** START Stored data **

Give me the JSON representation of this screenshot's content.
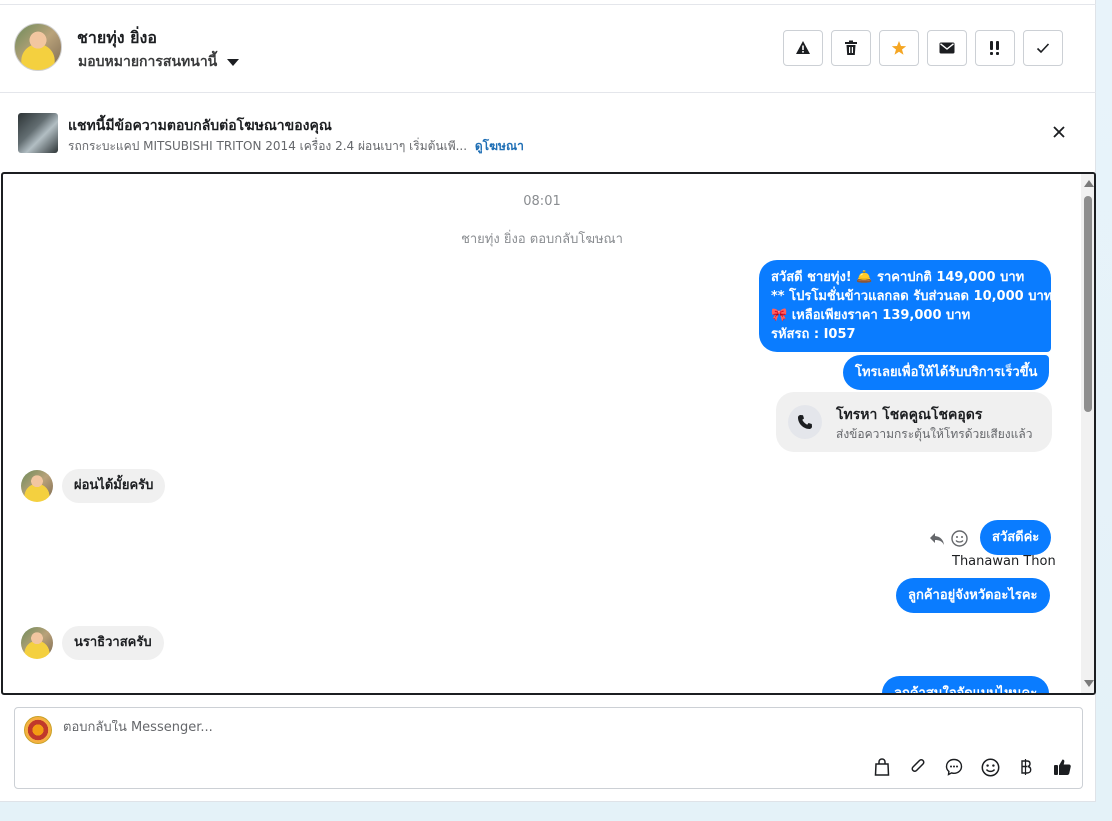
{
  "header": {
    "name": "ชายทุ่ง ยิ่งอ",
    "assign_label": "มอบหมายการสนทนานี้"
  },
  "ad": {
    "title": "แชทนี้มีข้อความตอบกลับต่อโฆษณาของคุณ",
    "description": "รถกระบะแคป MITSUBISHI TRITON 2014 เครื่อง 2.4 ผ่อนเบาๆ เริ่มต้นเพี...",
    "link": "ดูโฆษณา"
  },
  "chat": {
    "time": "08:01",
    "system_note": "ชายทุ่ง ยิ่งอ ตอบกลับโฆษณา",
    "offer_lines": [
      "สวัสดี ชายทุ่ง! 🛎️ ราคาปกติ 149,000 บาท",
      "** โปรโมชั่นข้าวแลกลด รับส่วนลด 10,000 บาท",
      "🎀  เหลือเพียงราคา 139,000 บาท",
      " รหัสรถ : I057"
    ],
    "call_prompt": "โทรเลยเพื่อให้ได้รับบริการเร็วขึ้น",
    "call_card": {
      "title": "โทรหา โชคคูณโชคอุดร",
      "subtitle": "ส่งข้อความกระตุ้นให้โทรด้วยเสียงแล้ว"
    },
    "incoming_1": "ผ่อนได้มั้ยครับ",
    "reply_hello": "สวัสดีค่ะ",
    "sender": "Thanawan Thon",
    "reply_province": "ลูกค้าอยู่จังหวัดอะไรคะ",
    "incoming_2": "นราธิวาสครับ",
    "reply_cut": "ลูกค้าสนใจจัดแบบไหนคะ"
  },
  "composer": {
    "placeholder": "ตอบกลับใน Messenger..."
  },
  "colors": {
    "outgoing": "#0a7cff",
    "incoming": "#f0f0f0",
    "star": "#f5a623"
  }
}
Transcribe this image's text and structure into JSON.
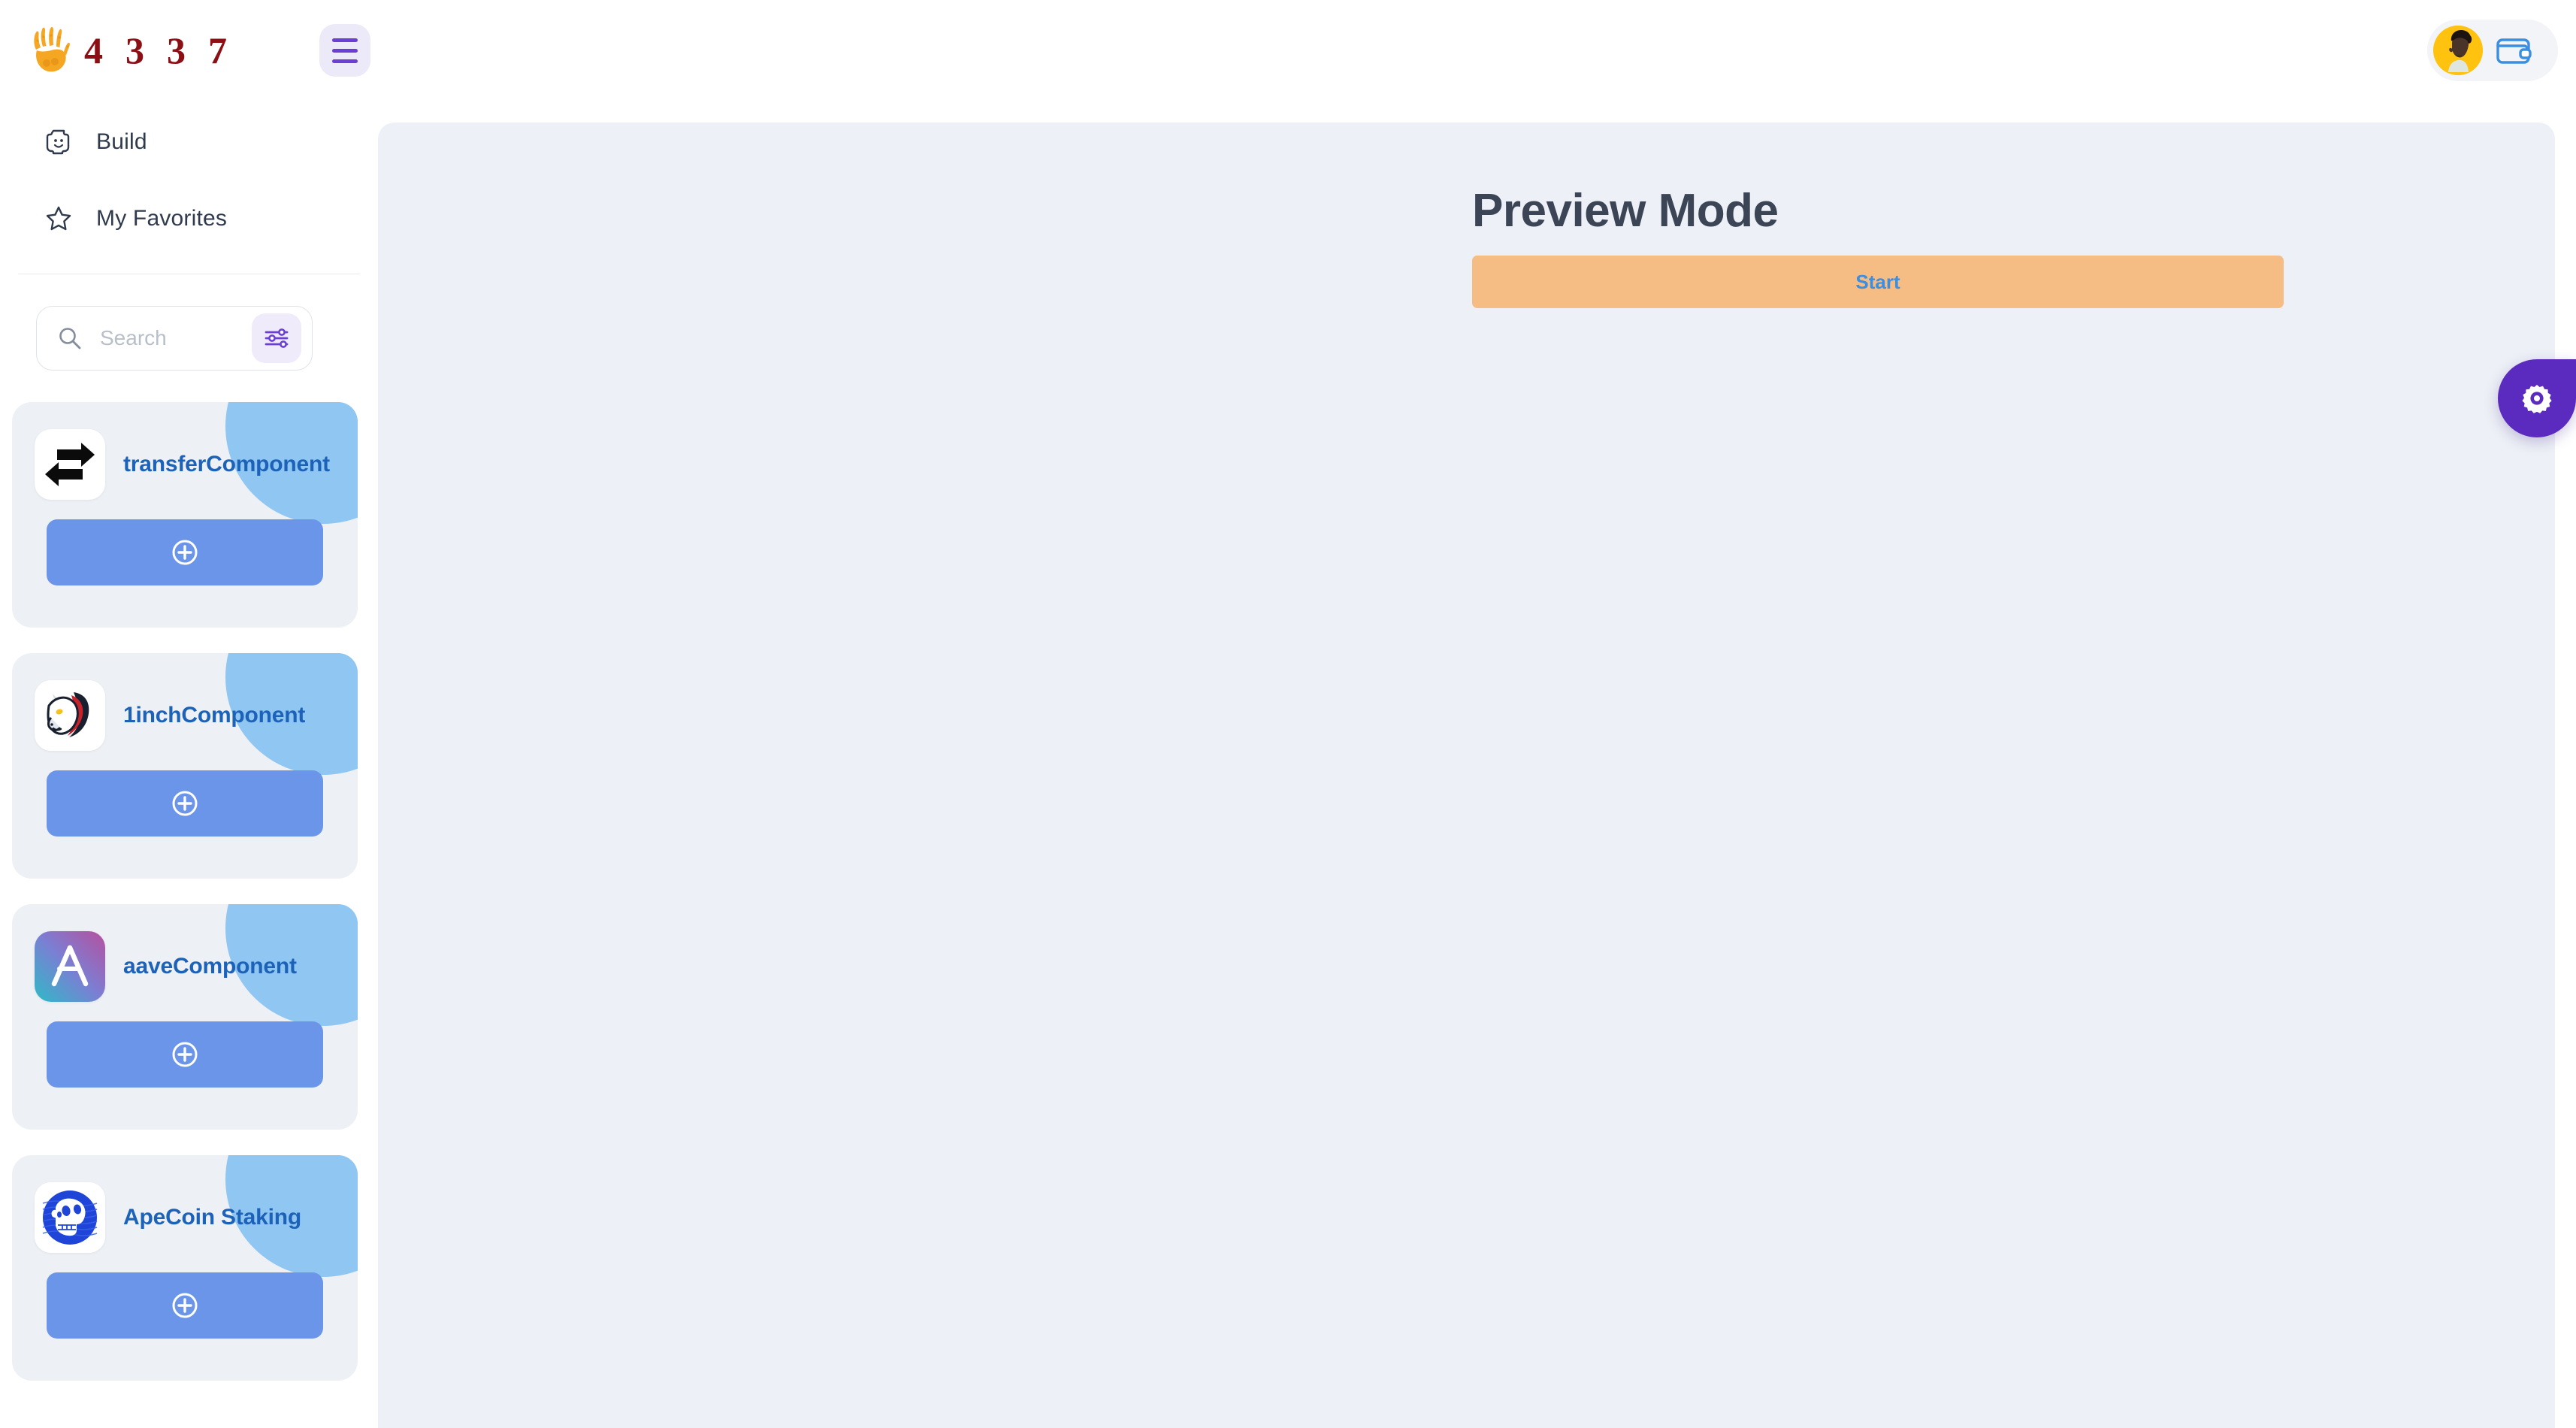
{
  "brand": {
    "logo_icon": "flame-hand-icon",
    "digits": [
      "4",
      "3",
      "3",
      "7"
    ],
    "digit_color": "#8b0f14",
    "logo_color": "#f5a623"
  },
  "topbar": {
    "menu_button_label": "menu-toggle",
    "account": {
      "avatar_label": "user-avatar",
      "wallet_icon": "wallet-icon",
      "wallet_color": "#3b8ee0"
    }
  },
  "sidebar": {
    "nav": [
      {
        "label": "Build",
        "icon": "lego-head-icon"
      },
      {
        "label": "My Favorites",
        "icon": "star-icon"
      }
    ],
    "search": {
      "placeholder": "Search",
      "value": "",
      "icon": "search-icon",
      "filter_icon": "sliders-icon",
      "filter_color": "#6b3fd4"
    },
    "components": [
      {
        "title": "transferComponent",
        "icon": "transfer-arrows-icon",
        "add_label": "add-component"
      },
      {
        "title": "1inchComponent",
        "icon": "1inch-unicorn-icon",
        "add_label": "add-component"
      },
      {
        "title": "aaveComponent",
        "icon": "aave-ghost-icon",
        "add_label": "add-component"
      },
      {
        "title": "ApeCoin Staking",
        "icon": "apecoin-skull-icon",
        "add_label": "add-component"
      }
    ]
  },
  "main": {
    "title": "Preview Mode",
    "start_label": "Start",
    "start_bg": "#f5bd84",
    "start_text_color": "#3b8ee0",
    "panel_bg": "#edf0f6"
  },
  "settings": {
    "icon": "gear-icon",
    "color": "#5b2bbf"
  }
}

** END Stored data **

*Task description*: Omit the pictures, then extract verbatim only those lines that fall between the line containing "Transcribe this image's" and the final line of the records above, both included.

*The answer*:
Transcribe this image's text and structure into JSON.
{
  "brand": {
    "logo_icon": "flame-hand-icon",
    "digits": [
      "4",
      "3",
      "3",
      "7"
    ],
    "digit_color": "#8b0f14",
    "logo_color": "#f5a623"
  },
  "topbar": {
    "menu_button_label": "menu-toggle",
    "account": {
      "avatar_label": "user-avatar",
      "wallet_icon": "wallet-icon",
      "wallet_color": "#3b8ee0"
    }
  },
  "sidebar": {
    "nav": [
      {
        "label": "Build",
        "icon": "lego-head-icon"
      },
      {
        "label": "My Favorites",
        "icon": "star-icon"
      }
    ],
    "search": {
      "placeholder": "Search",
      "value": "",
      "icon": "search-icon",
      "filter_icon": "sliders-icon",
      "filter_color": "#6b3fd4"
    },
    "components": [
      {
        "title": "transferComponent",
        "icon": "transfer-arrows-icon",
        "add_label": "add-component"
      },
      {
        "title": "1inchComponent",
        "icon": "1inch-unicorn-icon",
        "add_label": "add-component"
      },
      {
        "title": "aaveComponent",
        "icon": "aave-ghost-icon",
        "add_label": "add-component"
      },
      {
        "title": "ApeCoin Staking",
        "icon": "apecoin-skull-icon",
        "add_label": "add-component"
      }
    ]
  },
  "main": {
    "title": "Preview Mode",
    "start_label": "Start",
    "start_bg": "#f5bd84",
    "start_text_color": "#3b8ee0",
    "panel_bg": "#edf0f6"
  },
  "settings": {
    "icon": "gear-icon",
    "color": "#5b2bbf"
  }
}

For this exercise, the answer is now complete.